++++ RECORDS PROVIDED
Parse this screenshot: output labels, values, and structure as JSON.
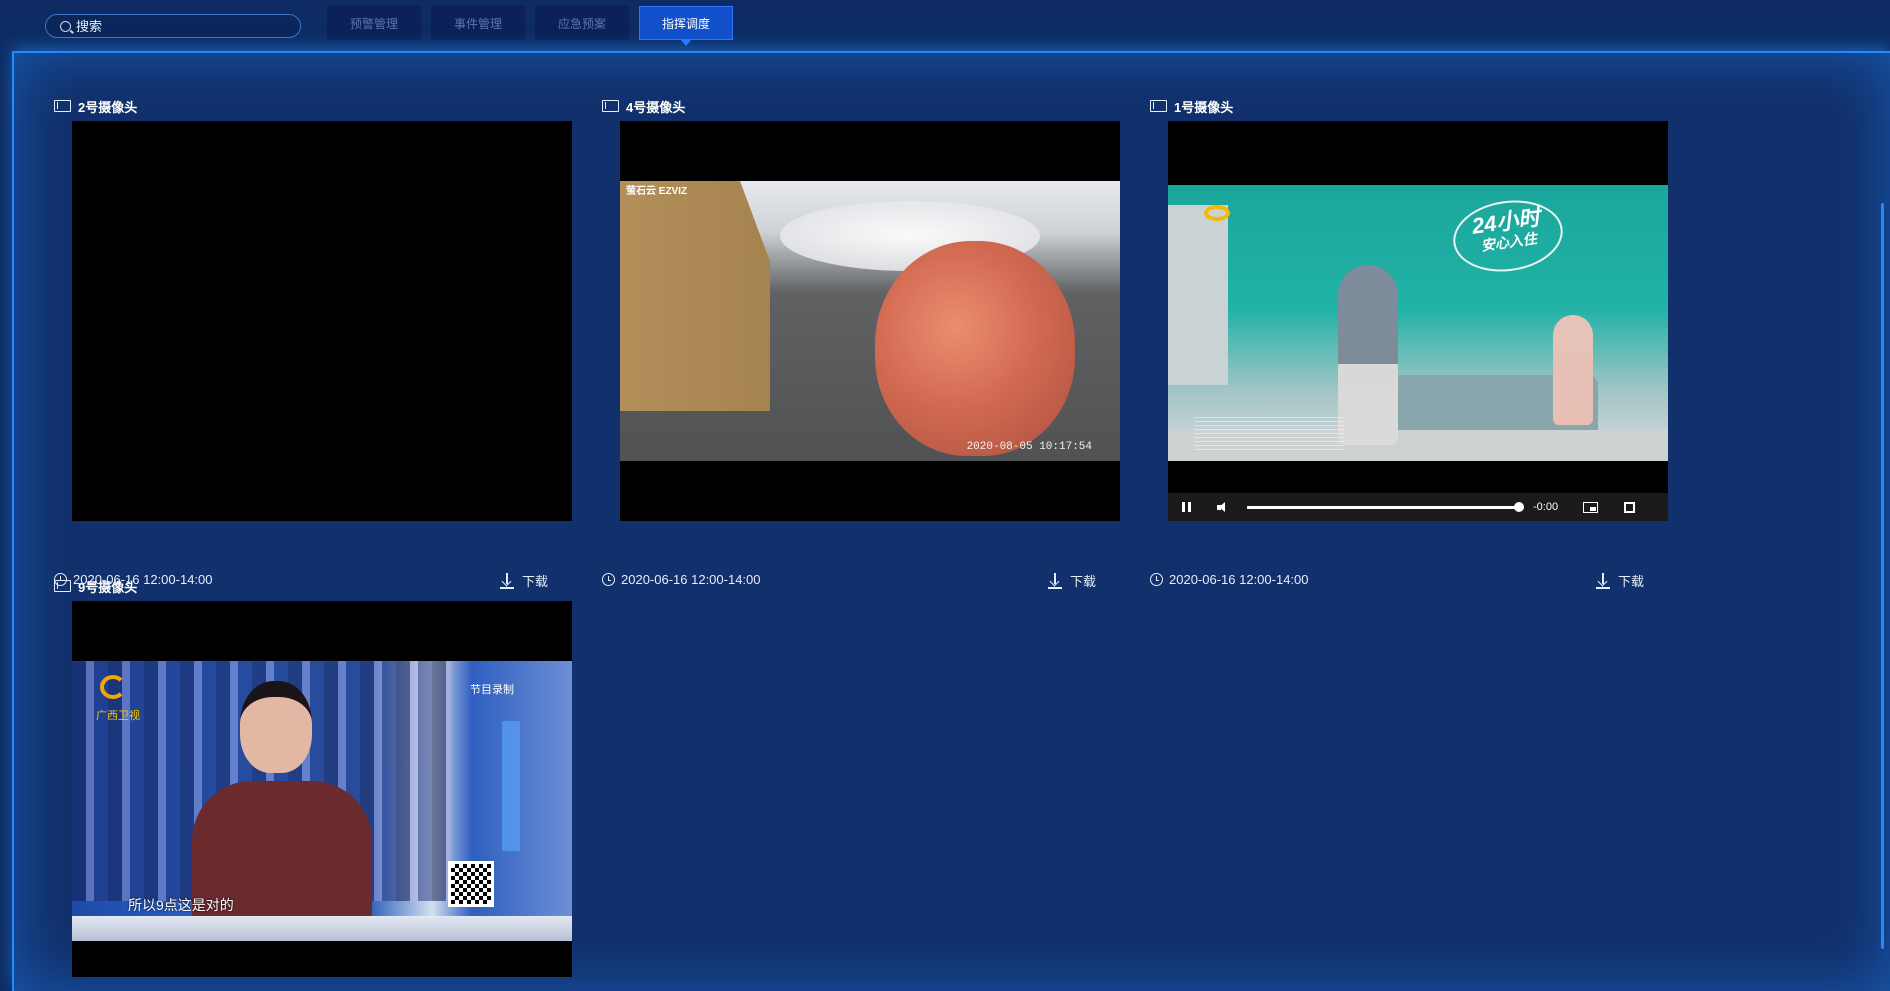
{
  "search": {
    "placeholder": "搜索"
  },
  "tabs": [
    {
      "label": "预警管理",
      "active": false
    },
    {
      "label": "事件管理",
      "active": false
    },
    {
      "label": "应急预案",
      "active": false
    },
    {
      "label": "指挥调度",
      "active": true
    }
  ],
  "colors": {
    "background": "#0e2c63",
    "panel": "#12306b",
    "accent": "#1f8cff",
    "active_tab": "#1150c9",
    "inactive_tab_text": "#5a77ad"
  },
  "cameras": [
    {
      "title": "2号摄像头",
      "time_range": "2020-06-16 12:00-14:00",
      "download_label": "下载",
      "feed": "blank"
    },
    {
      "title": "4号摄像头",
      "time_range": "2020-06-16 12:00-14:00",
      "download_label": "下载",
      "feed": "apple",
      "overlay_logo": "萤石云 EZVIZ",
      "overlay_timestamp": "2020-08-05 10:17:54"
    },
    {
      "title": "1号摄像头",
      "time_range": "2020-06-16 12:00-14:00",
      "download_label": "下载",
      "feed": "family-ad",
      "ad_badge_big": "24小时",
      "ad_badge_small": "安心入住",
      "player": {
        "time_remaining": "-0:00",
        "progress": 1.0
      }
    },
    {
      "title": "9号摄像头",
      "feed": "tv-host",
      "tv_logo_text": "广西卫视",
      "rec_label": "节目录制",
      "subtitle": "所以9点这是对的"
    }
  ],
  "icons": [
    "search-icon",
    "camera-icon",
    "clock-icon",
    "download-icon",
    "pause-icon",
    "volume-icon",
    "pip-icon",
    "fullscreen-icon"
  ]
}
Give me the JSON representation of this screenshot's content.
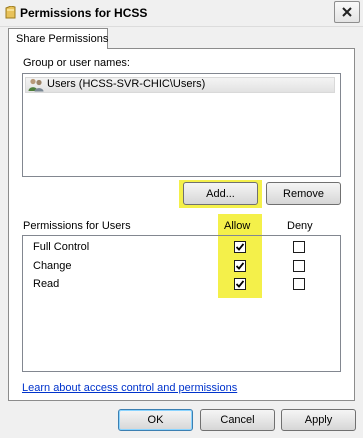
{
  "window": {
    "title": "Permissions for HCSS"
  },
  "tabs": [
    {
      "label": "Share Permissions",
      "active": true
    }
  ],
  "group_section": {
    "label": "Group or user names:",
    "items": [
      {
        "label": "Users (HCSS-SVR-CHIC\\Users)",
        "icon": "users-icon",
        "selected": true
      }
    ]
  },
  "buttons": {
    "add": "Add...",
    "remove": "Remove",
    "ok": "OK",
    "cancel": "Cancel",
    "apply": "Apply"
  },
  "permissions": {
    "label": "Permissions for Users",
    "allow_header": "Allow",
    "deny_header": "Deny",
    "rows": [
      {
        "name": "Full Control",
        "allow": true,
        "deny": false
      },
      {
        "name": "Change",
        "allow": true,
        "deny": false
      },
      {
        "name": "Read",
        "allow": true,
        "deny": false
      }
    ]
  },
  "link": {
    "text": "Learn about access control and permissions"
  },
  "colors": {
    "highlight": "#f4f04a",
    "link": "#0033cc"
  }
}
++++++++
== EXERCISE GOAL ==
The records shown above are to be repeated exactly, with the pictures left out.

== ANSWER TO THIS EXERCISE ==
Parse this screenshot: output labels, values, and structure as JSON.
{
  "search": {
    "placeholder": "搜索"
  },
  "tabs": [
    {
      "label": "预警管理",
      "active": false
    },
    {
      "label": "事件管理",
      "active": false
    },
    {
      "label": "应急预案",
      "active": false
    },
    {
      "label": "指挥调度",
      "active": true
    }
  ],
  "colors": {
    "background": "#0e2c63",
    "panel": "#12306b",
    "accent": "#1f8cff",
    "active_tab": "#1150c9",
    "inactive_tab_text": "#5a77ad"
  },
  "cameras": [
    {
      "title": "2号摄像头",
      "time_range": "2020-06-16 12:00-14:00",
      "download_label": "下载",
      "feed": "blank"
    },
    {
      "title": "4号摄像头",
      "time_range": "2020-06-16 12:00-14:00",
      "download_label": "下载",
      "feed": "apple",
      "overlay_logo": "萤石云 EZVIZ",
      "overlay_timestamp": "2020-08-05 10:17:54"
    },
    {
      "title": "1号摄像头",
      "time_range": "2020-06-16 12:00-14:00",
      "download_label": "下载",
      "feed": "family-ad",
      "ad_badge_big": "24小时",
      "ad_badge_small": "安心入住",
      "player": {
        "time_remaining": "-0:00",
        "progress": 1.0
      }
    },
    {
      "title": "9号摄像头",
      "feed": "tv-host",
      "tv_logo_text": "广西卫视",
      "rec_label": "节目录制",
      "subtitle": "所以9点这是对的"
    }
  ],
  "icons": [
    "search-icon",
    "camera-icon",
    "clock-icon",
    "download-icon",
    "pause-icon",
    "volume-icon",
    "pip-icon",
    "fullscreen-icon"
  ]
}
Give me the JSON representation of this screenshot's content.
{
  "window": {
    "title": "Permissions for HCSS"
  },
  "tabs": [
    {
      "label": "Share Permissions",
      "active": true
    }
  ],
  "group_section": {
    "label": "Group or user names:",
    "items": [
      {
        "label": "Users (HCSS-SVR-CHIC\\Users)",
        "icon": "users-icon",
        "selected": true
      }
    ]
  },
  "buttons": {
    "add": "Add...",
    "remove": "Remove",
    "ok": "OK",
    "cancel": "Cancel",
    "apply": "Apply"
  },
  "permissions": {
    "label": "Permissions for Users",
    "allow_header": "Allow",
    "deny_header": "Deny",
    "rows": [
      {
        "name": "Full Control",
        "allow": true,
        "deny": false
      },
      {
        "name": "Change",
        "allow": true,
        "deny": false
      },
      {
        "name": "Read",
        "allow": true,
        "deny": false
      }
    ]
  },
  "link": {
    "text": "Learn about access control and permissions"
  },
  "colors": {
    "highlight": "#f4f04a",
    "link": "#0033cc"
  }
}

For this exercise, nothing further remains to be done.